**What the task asks:** Repeat the listing in full, preserving every character.

=======

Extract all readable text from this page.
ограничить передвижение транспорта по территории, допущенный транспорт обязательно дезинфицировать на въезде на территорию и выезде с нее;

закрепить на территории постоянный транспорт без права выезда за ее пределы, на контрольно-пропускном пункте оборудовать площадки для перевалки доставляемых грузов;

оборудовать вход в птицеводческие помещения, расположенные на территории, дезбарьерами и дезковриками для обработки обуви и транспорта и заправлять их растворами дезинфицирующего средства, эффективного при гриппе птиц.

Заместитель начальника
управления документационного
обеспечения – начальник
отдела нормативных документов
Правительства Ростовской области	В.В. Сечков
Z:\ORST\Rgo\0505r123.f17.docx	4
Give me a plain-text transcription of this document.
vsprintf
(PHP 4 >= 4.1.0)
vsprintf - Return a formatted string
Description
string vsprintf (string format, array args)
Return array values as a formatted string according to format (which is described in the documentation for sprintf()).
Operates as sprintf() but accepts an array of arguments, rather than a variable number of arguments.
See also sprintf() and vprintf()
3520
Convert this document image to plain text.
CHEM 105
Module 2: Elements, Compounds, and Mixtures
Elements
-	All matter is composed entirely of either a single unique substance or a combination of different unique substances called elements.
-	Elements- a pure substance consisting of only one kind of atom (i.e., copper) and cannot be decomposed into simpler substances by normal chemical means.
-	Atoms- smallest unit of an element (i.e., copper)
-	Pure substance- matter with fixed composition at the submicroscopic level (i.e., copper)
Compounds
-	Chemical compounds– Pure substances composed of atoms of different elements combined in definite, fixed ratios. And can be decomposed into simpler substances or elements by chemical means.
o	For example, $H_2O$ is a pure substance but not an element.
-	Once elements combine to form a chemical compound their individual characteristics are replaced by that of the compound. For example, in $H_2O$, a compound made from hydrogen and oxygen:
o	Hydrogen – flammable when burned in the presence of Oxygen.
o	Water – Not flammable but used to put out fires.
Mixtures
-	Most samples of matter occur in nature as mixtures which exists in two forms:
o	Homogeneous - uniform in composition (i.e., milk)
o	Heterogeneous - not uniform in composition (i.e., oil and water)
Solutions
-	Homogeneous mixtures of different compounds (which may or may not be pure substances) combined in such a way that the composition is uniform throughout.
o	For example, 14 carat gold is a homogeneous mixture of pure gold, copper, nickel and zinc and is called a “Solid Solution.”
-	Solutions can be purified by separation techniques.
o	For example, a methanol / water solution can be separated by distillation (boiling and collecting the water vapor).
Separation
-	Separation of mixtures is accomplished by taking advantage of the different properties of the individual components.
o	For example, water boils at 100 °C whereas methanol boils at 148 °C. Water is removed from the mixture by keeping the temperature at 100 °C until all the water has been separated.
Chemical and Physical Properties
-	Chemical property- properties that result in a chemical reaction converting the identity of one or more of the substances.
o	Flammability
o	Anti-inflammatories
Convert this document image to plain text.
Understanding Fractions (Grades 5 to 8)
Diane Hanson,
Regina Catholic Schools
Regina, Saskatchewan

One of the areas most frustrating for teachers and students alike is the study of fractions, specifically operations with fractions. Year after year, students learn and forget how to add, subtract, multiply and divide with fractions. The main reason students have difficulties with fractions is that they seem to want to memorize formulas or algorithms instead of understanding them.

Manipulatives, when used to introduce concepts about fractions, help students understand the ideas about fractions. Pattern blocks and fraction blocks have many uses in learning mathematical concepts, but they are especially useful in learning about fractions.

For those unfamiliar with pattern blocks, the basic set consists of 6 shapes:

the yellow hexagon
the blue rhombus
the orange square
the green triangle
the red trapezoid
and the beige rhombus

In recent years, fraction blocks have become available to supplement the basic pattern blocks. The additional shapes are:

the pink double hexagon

=======

**Answer for the task:**
Extract all readable text from this page.
ограничить передвижение транспорта по территории, допущенный транспорт обязательно дезинфицировать на въезде на территорию и выезде с нее;

закрепить на территории постоянный транспорт без права выезда за ее пределы, на контрольно-пропускном пункте оборудовать площадки для перевалки доставляемых грузов;

оборудовать вход в птицеводческие помещения, расположенные на территории, дезбарьерами и дезковриками для обработки обуви и транспорта и заправлять их растворами дезинфицирующего средства, эффективного при гриппе птиц.

Заместитель начальника
управления документационного
обеспечения – начальник
отдела нормативных документов
Правительства Ростовской области	В.В. Сечков
Z:\ORST\Rgo\0505r123.f17.docx	4
Give me a plain-text transcription of this document.
vsprintf
(PHP 4 >= 4.1.0)
vsprintf - Return a formatted string
Description
string vsprintf (string format, array args)
Return array values as a formatted string according to format (which is described in the documentation for sprintf()).
Operates as sprintf() but accepts an array of arguments, rather than a variable number of arguments.
See also sprintf() and vprintf()
3520
Convert this document image to plain text.
CHEM 105
Module 2: Elements, Compounds, and Mixtures
Elements
-	All matter is composed entirely of either a single unique substance or a combination of different unique substances called elements.
-	Elements- a pure substance consisting of only one kind of atom (i.e., copper) and cannot be decomposed into simpler substances by normal chemical means.
-	Atoms- smallest unit of an element (i.e., copper)
-	Pure substance- matter with fixed composition at the submicroscopic level (i.e., copper)
Compounds
-	Chemical compounds– Pure substances composed of atoms of different elements combined in definite, fixed ratios. And can be decomposed into simpler substances or elements by chemical means.
o	For example, $H_2O$ is a pure substance but not an element.
-	Once elements combine to form a chemical compound their individual characteristics are replaced by that of the compound. For example, in $H_2O$, a compound made from hydrogen and oxygen:
o	Hydrogen – flammable when burned in the presence of Oxygen.
o	Water – Not flammable but used to put out fires.
Mixtures
-	Most samples of matter occur in nature as mixtures which exists in two forms:
o	Homogeneous - uniform in composition (i.e., milk)
o	Heterogeneous - not uniform in composition (i.e., oil and water)
Solutions
-	Homogeneous mixtures of different compounds (which may or may not be pure substances) combined in such a way that the composition is uniform throughout.
o	For example, 14 carat gold is a homogeneous mixture of pure gold, copper, nickel and zinc and is called a “Solid Solution.”
-	Solutions can be purified by separation techniques.
o	For example, a methanol / water solution can be separated by distillation (boiling and collecting the water vapor).
Separation
-	Separation of mixtures is accomplished by taking advantage of the different properties of the individual components.
o	For example, water boils at 100 °C whereas methanol boils at 148 °C. Water is removed from the mixture by keeping the temperature at 100 °C until all the water has been separated.
Chemical and Physical Properties
-	Chemical property- properties that result in a chemical reaction converting the identity of one or more of the substances.
o	Flammability
o	Anti-inflammatories
Convert this document image to plain text.
Understanding Fractions (Grades 5 to 8)
Diane Hanson,
Regina Catholic Schools
Regina, Saskatchewan

One of the areas most frustrating for teachers and students alike is the study of fractions, specifically operations with fractions. Year after year, students learn and forget how to add, subtract, multiply and divide with fractions. The main reason students have difficulties with fractions is that they seem to want to memorize formulas or algorithms instead of understanding them.

Manipulatives, when used to introduce concepts about fractions, help students understand the ideas about fractions. Pattern blocks and fraction blocks have many uses in learning mathematical concepts, but they are especially useful in learning about fractions.

For those unfamiliar with pattern blocks, the basic set consists of 6 shapes:

the yellow hexagon
the blue rhombus
the orange square
the green triangle
the red trapezoid
and the beige rhombus

In recent years, fraction blocks have become available to supplement the basic pattern blocks. The additional shapes are:

the pink double hexagon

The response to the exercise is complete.